◆ **Fragmento del texto**
Si usted y su cónyuge acuerdan mediar, ambos se reunirán con una mediadora o mediador especialista que lo ayudará a resolver sus diferencias y llegar a un acuerdo. La mediación se puede usar para ayudarle a llegar a un acuerdo sobre cómo se deben dividir los activos, para lograr acuerdos respecto a sus hijos en la separación, o cualquier otra cosa que desee discutir.

Nuestros mediadores están capacitados para ayudarle a resolver todos los problemas que puedan enfrentar las parejas en una separación o conflicto.a


Ley colaborativa

 

Otra alternativa al proceso judicial es el derecho colaborativo. Desde Maldonado &Abogados hace años que hicimos una apuesta total por el Derecho Colaborativo, que no se plantea como una forma más de resolución de conflictos sino como una forma diferente de enfocar la prevención o resolución del conflicto, rompiendo los paradigmas clásicos del Derecho, más acorde a las nuevas realidades y a las necesidades que presenta hoy la sociedad

En todo proceso colaborativo es necesario al menos, la intervención de un/a abogado/a por cada parte, quienes, junto a otros expertos/as neutrales, caso de que así fuera necesario (psicólogos/as, fiscalista, experto/a en comunicación,  mediador/a,…), trabajarán en equipo, con el objetivo de conseguir el mejor acuerdo o solución para las partes, negociando sobre los intereses y no posiciones de éstas, sometiéndose a cinco principios fundamentales: buena fe, transparencia, confidencialidad, trabajo en equipo de todos los profesionales que intervienen en el proceso junto a las partes y la renuncia a los tribunales de los profesionales colaborativos intervinientes.

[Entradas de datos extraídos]
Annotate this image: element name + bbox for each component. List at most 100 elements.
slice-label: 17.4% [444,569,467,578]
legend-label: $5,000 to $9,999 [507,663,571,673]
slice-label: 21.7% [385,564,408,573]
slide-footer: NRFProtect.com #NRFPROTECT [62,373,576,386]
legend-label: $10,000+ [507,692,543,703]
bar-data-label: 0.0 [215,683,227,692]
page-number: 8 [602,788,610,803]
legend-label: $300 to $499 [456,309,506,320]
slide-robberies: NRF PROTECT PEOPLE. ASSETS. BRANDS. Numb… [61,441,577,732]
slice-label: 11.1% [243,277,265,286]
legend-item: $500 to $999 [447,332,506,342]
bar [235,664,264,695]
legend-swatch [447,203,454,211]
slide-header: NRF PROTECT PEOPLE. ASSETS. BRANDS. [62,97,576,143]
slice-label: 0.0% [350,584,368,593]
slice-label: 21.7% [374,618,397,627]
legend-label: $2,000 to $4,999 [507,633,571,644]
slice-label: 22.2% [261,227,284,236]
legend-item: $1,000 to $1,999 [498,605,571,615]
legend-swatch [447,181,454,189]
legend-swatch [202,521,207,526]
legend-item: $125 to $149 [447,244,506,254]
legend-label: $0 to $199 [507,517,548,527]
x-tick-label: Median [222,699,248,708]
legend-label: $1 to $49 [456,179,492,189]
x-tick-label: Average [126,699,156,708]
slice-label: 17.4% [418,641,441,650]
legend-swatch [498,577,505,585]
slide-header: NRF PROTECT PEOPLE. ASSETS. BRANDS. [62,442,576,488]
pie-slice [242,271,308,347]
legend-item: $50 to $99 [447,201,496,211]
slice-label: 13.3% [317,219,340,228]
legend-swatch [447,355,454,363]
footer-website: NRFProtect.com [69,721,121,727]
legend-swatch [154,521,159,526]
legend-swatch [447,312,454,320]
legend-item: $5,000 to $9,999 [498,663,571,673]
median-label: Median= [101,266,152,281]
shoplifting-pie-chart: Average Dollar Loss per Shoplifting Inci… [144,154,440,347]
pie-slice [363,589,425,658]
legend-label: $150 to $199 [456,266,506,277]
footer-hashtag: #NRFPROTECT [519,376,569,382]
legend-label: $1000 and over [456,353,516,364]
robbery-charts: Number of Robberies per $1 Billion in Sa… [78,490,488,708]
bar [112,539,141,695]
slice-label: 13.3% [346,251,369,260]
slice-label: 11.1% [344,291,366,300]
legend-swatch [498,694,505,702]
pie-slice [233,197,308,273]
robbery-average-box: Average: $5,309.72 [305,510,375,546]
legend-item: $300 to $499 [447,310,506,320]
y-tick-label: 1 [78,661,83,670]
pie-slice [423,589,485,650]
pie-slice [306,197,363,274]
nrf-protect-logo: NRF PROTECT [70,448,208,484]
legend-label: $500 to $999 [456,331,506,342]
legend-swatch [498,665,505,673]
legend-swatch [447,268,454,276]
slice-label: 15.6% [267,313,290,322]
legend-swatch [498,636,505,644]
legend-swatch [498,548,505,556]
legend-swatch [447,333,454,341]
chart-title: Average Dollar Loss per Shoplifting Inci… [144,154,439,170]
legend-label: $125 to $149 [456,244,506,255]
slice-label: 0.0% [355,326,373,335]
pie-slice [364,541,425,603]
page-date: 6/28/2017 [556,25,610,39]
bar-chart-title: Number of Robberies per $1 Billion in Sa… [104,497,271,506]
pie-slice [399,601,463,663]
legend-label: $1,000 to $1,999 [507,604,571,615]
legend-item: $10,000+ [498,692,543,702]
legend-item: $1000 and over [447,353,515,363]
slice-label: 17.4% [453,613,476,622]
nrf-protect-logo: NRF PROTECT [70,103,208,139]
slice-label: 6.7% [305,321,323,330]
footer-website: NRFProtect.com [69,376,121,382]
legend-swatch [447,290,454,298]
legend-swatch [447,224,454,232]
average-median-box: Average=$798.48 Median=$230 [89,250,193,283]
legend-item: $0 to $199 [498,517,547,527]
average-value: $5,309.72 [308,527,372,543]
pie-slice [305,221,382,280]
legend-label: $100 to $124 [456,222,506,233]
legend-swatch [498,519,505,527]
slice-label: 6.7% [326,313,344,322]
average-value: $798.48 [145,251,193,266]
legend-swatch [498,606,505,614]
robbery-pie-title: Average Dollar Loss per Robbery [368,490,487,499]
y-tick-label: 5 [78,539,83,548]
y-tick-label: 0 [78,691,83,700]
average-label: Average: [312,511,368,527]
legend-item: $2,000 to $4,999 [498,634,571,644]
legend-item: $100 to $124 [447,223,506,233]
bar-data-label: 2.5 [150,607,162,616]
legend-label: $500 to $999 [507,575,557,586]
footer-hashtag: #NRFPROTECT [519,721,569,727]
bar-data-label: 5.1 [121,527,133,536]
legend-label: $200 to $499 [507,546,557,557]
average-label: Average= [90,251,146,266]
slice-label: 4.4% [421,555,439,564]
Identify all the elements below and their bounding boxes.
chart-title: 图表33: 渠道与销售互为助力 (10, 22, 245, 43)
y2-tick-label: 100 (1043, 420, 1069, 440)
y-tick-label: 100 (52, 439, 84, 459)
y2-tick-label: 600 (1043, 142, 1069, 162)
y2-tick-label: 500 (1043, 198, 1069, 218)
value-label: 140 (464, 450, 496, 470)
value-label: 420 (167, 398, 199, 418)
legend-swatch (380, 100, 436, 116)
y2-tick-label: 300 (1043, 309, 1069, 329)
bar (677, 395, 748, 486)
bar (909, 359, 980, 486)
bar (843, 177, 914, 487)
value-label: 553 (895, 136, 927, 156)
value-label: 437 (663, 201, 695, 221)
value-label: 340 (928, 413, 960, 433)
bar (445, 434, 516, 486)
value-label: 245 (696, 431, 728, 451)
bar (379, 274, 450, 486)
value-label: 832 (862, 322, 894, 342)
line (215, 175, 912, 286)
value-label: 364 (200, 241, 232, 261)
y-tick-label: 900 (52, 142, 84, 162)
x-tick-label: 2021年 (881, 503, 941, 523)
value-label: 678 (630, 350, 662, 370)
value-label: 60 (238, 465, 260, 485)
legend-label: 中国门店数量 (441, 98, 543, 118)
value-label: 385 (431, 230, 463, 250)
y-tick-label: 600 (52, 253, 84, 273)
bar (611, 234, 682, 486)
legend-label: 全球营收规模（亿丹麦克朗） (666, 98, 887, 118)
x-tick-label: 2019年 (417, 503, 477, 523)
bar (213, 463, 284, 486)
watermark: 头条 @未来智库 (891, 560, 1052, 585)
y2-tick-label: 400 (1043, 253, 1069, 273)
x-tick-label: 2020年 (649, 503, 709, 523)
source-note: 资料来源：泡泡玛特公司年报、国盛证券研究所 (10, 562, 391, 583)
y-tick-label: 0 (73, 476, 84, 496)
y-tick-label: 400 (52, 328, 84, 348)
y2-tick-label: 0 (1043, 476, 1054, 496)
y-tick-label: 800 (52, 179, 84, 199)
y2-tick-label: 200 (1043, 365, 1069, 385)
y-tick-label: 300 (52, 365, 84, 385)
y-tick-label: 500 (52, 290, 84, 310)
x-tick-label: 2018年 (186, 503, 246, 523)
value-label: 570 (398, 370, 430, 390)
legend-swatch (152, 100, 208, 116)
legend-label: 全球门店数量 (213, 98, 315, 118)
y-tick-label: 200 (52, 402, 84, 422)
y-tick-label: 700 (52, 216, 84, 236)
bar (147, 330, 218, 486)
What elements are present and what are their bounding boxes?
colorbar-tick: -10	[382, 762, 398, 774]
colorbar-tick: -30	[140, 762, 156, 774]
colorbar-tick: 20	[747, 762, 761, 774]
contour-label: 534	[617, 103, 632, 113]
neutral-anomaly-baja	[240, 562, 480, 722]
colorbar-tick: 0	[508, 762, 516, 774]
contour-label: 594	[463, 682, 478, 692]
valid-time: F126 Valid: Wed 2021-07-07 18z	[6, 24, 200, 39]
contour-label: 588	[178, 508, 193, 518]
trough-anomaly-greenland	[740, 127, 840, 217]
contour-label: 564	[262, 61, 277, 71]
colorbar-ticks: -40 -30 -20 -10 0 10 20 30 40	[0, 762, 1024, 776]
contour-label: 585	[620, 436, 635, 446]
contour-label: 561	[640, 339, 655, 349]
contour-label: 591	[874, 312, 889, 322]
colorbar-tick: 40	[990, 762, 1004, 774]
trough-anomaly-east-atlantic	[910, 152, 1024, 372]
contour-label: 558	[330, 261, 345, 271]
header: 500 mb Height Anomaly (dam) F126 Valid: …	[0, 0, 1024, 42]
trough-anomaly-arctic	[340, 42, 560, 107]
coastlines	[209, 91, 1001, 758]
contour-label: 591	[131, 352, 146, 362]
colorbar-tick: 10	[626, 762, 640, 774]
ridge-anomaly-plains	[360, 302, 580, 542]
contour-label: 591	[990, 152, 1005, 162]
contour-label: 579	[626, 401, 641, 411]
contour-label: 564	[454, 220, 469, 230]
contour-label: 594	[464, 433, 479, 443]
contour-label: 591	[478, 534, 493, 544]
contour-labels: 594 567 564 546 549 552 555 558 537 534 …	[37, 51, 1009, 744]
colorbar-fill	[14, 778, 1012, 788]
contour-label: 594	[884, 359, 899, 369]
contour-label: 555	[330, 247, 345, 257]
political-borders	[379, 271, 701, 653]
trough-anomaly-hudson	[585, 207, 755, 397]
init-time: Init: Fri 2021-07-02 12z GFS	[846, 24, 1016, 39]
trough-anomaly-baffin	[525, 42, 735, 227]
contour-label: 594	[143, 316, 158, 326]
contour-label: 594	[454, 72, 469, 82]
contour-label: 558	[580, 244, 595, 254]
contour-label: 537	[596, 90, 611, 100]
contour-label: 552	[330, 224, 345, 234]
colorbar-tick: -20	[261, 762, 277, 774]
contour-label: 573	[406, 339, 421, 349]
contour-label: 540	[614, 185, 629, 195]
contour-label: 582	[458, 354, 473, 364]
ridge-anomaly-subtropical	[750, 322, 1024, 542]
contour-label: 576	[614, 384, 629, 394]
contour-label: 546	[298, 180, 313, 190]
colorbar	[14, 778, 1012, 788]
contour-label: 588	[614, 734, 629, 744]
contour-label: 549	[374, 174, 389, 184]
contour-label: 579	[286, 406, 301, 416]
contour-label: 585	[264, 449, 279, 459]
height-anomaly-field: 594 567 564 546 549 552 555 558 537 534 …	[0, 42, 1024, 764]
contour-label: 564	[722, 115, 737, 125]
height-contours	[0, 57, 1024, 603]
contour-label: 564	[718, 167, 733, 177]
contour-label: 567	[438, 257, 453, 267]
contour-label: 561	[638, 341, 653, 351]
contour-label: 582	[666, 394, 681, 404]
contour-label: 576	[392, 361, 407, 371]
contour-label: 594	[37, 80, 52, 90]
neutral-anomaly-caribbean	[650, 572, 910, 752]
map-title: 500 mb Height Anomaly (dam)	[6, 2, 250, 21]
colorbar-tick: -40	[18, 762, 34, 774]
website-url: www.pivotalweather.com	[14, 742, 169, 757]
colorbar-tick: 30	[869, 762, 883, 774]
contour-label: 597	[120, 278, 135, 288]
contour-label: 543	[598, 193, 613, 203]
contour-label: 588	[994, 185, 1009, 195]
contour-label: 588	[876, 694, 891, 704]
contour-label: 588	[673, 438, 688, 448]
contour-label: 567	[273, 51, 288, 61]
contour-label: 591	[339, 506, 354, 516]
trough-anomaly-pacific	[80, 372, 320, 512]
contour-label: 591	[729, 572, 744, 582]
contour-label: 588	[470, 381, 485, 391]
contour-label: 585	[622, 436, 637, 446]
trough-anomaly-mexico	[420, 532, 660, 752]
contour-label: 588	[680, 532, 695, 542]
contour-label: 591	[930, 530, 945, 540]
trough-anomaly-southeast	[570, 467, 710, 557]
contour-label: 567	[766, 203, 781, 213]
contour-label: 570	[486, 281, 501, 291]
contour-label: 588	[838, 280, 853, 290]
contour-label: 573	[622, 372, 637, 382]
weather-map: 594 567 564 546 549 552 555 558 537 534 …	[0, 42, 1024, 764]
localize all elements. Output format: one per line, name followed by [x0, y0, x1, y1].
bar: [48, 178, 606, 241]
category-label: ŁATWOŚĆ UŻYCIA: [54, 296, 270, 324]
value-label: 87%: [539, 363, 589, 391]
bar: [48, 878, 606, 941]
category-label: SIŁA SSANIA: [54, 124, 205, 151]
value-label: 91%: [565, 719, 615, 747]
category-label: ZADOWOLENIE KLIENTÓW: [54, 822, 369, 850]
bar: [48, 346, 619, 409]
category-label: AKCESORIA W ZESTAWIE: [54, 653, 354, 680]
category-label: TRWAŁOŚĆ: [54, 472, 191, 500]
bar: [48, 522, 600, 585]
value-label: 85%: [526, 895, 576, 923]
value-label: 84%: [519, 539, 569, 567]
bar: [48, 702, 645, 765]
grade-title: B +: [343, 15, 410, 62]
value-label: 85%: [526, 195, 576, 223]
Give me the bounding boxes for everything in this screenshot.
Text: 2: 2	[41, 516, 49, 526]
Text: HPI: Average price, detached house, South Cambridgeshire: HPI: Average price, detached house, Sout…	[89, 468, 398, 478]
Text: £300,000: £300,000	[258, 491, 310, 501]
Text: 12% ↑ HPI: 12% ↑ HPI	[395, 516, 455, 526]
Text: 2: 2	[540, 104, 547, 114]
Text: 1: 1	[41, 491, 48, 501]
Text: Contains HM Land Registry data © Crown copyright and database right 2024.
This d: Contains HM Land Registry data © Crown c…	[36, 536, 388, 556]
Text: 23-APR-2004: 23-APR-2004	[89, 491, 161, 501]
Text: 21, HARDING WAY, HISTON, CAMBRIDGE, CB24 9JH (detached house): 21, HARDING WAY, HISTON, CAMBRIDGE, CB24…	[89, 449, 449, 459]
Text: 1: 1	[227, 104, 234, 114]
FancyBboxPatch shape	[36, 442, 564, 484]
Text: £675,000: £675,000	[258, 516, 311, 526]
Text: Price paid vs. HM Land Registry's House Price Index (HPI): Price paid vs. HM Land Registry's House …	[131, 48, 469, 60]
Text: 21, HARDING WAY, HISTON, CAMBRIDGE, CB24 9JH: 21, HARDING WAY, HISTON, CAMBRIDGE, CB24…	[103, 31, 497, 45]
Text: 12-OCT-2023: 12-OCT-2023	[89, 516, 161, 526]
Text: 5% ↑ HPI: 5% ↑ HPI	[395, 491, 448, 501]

◆ **Tarea propuesta**
Reproduce completo el fragmento de más arriba sobre la mediación y el derecho colaborativo, sin cambiar ni una palabra.

◆ **Respuesta del ejercicio**
Si usted y su cónyuge acuerdan mediar, ambos se reunirán con una mediadora o mediador especialista que lo ayudará a resolver sus diferencias y llegar a un acuerdo. La mediación se puede usar para ayudarle a llegar a un acuerdo sobre cómo se deben dividir los activos, para lograr acuerdos respecto a sus hijos en la separación, o cualquier otra cosa que desee discutir.

Nuestros mediadores están capacitados para ayudarle a resolver todos los problemas que puedan enfrentar las parejas en una separación o conflicto.a


Ley colaborativa

 

Otra alternativa al proceso judicial es el derecho colaborativo. Desde Maldonado &Abogados hace años que hicimos una apuesta total por el Derecho Colaborativo, que no se plantea como una forma más de resolución de conflictos sino como una forma diferente de enfocar la prevención o resolución del conflicto, rompiendo los paradigmas clásicos del Derecho, más acorde a las nuevas realidades y a las necesidades que presenta hoy la sociedad

En todo proceso colaborativo es necesario al menos, la intervención de un/a abogado/a por cada parte, quienes, junto a otros expertos/as neutrales, caso de que así fuera necesario (psicólogos/as, fiscalista, experto/a en comunicación,  mediador/a,…), trabajarán en equipo, con el objetivo de conseguir el mejor acuerdo o solución para las partes, negociando sobre los intereses y no posiciones de éstas, sometiéndose a cinco principios fundamentales: buena fe, transparencia, confidencialidad, trabajo en equipo de todos los profesionales que intervienen en el proceso junto a las partes y la renuncia a los tribunales de los profesionales colaborativos intervinientes.